***** Extracted information *****

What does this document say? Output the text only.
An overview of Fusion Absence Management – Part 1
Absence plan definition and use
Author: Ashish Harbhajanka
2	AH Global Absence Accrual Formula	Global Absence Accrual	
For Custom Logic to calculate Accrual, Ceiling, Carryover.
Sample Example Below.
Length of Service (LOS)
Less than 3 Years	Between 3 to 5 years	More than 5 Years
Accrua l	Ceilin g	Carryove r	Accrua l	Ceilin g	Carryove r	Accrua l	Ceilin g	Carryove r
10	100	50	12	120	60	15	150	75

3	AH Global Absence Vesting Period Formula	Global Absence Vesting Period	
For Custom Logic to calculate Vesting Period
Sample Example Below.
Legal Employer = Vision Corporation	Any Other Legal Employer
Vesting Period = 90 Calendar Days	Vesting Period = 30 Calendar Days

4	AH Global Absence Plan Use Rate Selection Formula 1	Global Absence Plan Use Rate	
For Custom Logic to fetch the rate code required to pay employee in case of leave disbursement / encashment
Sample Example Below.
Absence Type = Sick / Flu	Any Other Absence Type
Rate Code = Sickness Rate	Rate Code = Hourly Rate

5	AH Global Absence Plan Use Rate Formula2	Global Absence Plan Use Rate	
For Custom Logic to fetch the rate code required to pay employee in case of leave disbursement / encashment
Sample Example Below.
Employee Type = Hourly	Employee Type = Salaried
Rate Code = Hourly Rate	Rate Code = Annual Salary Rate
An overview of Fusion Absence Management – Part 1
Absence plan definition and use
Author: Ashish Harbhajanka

*****

→ **Requirements**
Lines that include the word "Accrual" are to be extracted from the data above.

→ **Solution below**
2	AH Global Absence Accrual Formula	Global Absence Accrual	
For Custom Logic to calculate Accrual, Ceiling, Carryover.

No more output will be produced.